Exercise objective: Retype the full set of records. Keep every character identical.

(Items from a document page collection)
┌──
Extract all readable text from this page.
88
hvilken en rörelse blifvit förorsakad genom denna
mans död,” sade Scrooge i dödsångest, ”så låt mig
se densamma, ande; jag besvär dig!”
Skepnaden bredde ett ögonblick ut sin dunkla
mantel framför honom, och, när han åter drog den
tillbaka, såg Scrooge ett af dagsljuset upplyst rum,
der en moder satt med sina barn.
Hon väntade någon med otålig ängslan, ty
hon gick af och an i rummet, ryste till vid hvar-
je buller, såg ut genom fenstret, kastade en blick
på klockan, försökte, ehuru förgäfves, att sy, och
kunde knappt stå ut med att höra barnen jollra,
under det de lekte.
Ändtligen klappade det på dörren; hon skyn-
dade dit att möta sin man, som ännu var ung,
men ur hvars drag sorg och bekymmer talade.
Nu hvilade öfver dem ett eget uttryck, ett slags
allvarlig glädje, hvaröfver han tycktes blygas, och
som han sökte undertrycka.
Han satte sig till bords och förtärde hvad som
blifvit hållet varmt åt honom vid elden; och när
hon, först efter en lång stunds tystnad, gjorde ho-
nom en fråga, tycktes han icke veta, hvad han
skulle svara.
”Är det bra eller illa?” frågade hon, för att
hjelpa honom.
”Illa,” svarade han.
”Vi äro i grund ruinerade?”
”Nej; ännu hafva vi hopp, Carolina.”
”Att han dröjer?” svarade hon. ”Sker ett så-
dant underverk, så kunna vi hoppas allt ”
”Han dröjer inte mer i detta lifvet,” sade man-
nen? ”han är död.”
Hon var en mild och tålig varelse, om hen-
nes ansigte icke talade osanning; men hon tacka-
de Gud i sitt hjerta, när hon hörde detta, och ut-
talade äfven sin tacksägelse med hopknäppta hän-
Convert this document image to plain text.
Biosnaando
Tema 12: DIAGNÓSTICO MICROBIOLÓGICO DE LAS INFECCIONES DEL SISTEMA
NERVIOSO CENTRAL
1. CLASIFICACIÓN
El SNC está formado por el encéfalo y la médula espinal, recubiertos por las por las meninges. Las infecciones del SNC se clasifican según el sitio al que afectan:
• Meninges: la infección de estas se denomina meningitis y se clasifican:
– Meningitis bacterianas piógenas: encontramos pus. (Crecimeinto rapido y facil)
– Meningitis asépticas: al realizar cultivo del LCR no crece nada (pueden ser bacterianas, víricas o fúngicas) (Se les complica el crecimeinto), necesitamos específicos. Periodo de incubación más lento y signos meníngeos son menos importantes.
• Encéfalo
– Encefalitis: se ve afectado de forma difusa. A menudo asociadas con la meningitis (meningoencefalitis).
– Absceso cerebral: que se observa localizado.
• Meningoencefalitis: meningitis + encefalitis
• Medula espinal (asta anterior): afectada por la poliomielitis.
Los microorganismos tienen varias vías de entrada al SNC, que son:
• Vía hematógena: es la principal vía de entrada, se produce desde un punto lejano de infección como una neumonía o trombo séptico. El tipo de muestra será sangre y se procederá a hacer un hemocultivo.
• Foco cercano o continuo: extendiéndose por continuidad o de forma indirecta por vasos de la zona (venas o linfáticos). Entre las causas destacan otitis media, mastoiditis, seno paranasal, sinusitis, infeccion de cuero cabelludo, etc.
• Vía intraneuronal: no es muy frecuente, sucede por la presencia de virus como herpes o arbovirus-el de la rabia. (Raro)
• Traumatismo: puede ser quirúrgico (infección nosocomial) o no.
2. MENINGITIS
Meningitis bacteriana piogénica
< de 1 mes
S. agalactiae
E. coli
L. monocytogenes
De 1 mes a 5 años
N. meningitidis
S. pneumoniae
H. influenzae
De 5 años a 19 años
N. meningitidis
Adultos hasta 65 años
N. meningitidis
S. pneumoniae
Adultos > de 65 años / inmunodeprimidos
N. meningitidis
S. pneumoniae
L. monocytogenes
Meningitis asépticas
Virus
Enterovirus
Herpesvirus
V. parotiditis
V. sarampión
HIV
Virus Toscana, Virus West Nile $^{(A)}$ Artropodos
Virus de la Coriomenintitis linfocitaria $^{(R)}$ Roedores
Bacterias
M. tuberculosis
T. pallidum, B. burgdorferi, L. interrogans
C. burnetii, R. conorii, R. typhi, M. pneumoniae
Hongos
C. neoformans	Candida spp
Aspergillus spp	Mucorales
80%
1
└──
Reply:
Extract all readable text from this page.
88
hvilken en rörelse blifvit förorsakad genom denna
mans död,” sade Scrooge i dödsångest, ”så låt mig
se densamma, ande; jag besvär dig!”
Skepnaden bredde ett ögonblick ut sin dunkla
mantel framför honom, och, när han åter drog den
tillbaka, såg Scrooge ett af dagsljuset upplyst rum,
der en moder satt med sina barn.
Hon väntade någon med otålig ängslan, ty
hon gick af och an i rummet, ryste till vid hvar-
je buller, såg ut genom fenstret, kastade en blick
på klockan, försökte, ehuru förgäfves, att sy, och
kunde knappt stå ut med att höra barnen jollra,
under det de lekte.
Ändtligen klappade det på dörren; hon skyn-
dade dit att möta sin man, som ännu var ung,
men ur hvars drag sorg och bekymmer talade.
Nu hvilade öfver dem ett eget uttryck, ett slags
allvarlig glädje, hvaröfver han tycktes blygas, och
som han sökte undertrycka.
Han satte sig till bords och förtärde hvad som
blifvit hållet varmt åt honom vid elden; och när
hon, först efter en lång stunds tystnad, gjorde ho-
nom en fråga, tycktes han icke veta, hvad han
skulle svara.
”Är det bra eller illa?” frågade hon, för att
hjelpa honom.
”Illa,” svarade han.
”Vi äro i grund ruinerade?”
”Nej; ännu hafva vi hopp, Carolina.”
”Att han dröjer?” svarade hon. ”Sker ett så-
dant underverk, så kunna vi hoppas allt ”
”Han dröjer inte mer i detta lifvet,” sade man-
nen? ”han är död.”
Hon var en mild och tålig varelse, om hen-
nes ansigte icke talade osanning; men hon tacka-
de Gud i sitt hjerta, när hon hörde detta, och ut-
talade äfven sin tacksägelse med hopknäppta hän-
Convert this document image to plain text.
Biosnaando
Tema 12: DIAGNÓSTICO MICROBIOLÓGICO DE LAS INFECCIONES DEL SISTEMA
NERVIOSO CENTRAL
1. CLASIFICACIÓN
El SNC está formado por el encéfalo y la médula espinal, recubiertos por las por las meninges. Las infecciones del SNC se clasifican según el sitio al que afectan:
• Meninges: la infección de estas se denomina meningitis y se clasifican:
– Meningitis bacterianas piógenas: encontramos pus. (Crecimeinto rapido y facil)
– Meningitis asépticas: al realizar cultivo del LCR no crece nada (pueden ser bacterianas, víricas o fúngicas) (Se les complica el crecimeinto), necesitamos específicos. Periodo de incubación más lento y signos meníngeos son menos importantes.
• Encéfalo
– Encefalitis: se ve afectado de forma difusa. A menudo asociadas con la meningitis (meningoencefalitis).
– Absceso cerebral: que se observa localizado.
• Meningoencefalitis: meningitis + encefalitis
• Medula espinal (asta anterior): afectada por la poliomielitis.
Los microorganismos tienen varias vías de entrada al SNC, que son:
• Vía hematógena: es la principal vía de entrada, se produce desde un punto lejano de infección como una neumonía o trombo séptico. El tipo de muestra será sangre y se procederá a hacer un hemocultivo.
• Foco cercano o continuo: extendiéndose por continuidad o de forma indirecta por vasos de la zona (venas o linfáticos). Entre las causas destacan otitis media, mastoiditis, seno paranasal, sinusitis, infeccion de cuero cabelludo, etc.
• Vía intraneuronal: no es muy frecuente, sucede por la presencia de virus como herpes o arbovirus-el de la rabia. (Raro)
• Traumatismo: puede ser quirúrgico (infección nosocomial) o no.
2. MENINGITIS
Meningitis bacteriana piogénica
< de 1 mes
S. agalactiae
E. coli
L. monocytogenes
De 1 mes a 5 años
N. meningitidis
S. pneumoniae
H. influenzae
De 5 años a 19 años
N. meningitidis
Adultos hasta 65 años
N. meningitidis
S. pneumoniae
Adultos > de 65 años / inmunodeprimidos
N. meningitidis
S. pneumoniae
L. monocytogenes
Meningitis asépticas
Virus
Enterovirus
Herpesvirus
V. parotiditis
V. sarampión
HIV
Virus Toscana, Virus West Nile $^{(A)}$ Artropodos
Virus de la Coriomenintitis linfocitaria $^{(R)}$ Roedores
Bacterias
M. tuberculosis
T. pallidum, B. burgdorferi, L. interrogans
C. burnetii, R. conorii, R. typhi, M. pneumoniae
Hongos
C. neoformans	Candida spp
Aspergillus spp	Mucorales
80%
1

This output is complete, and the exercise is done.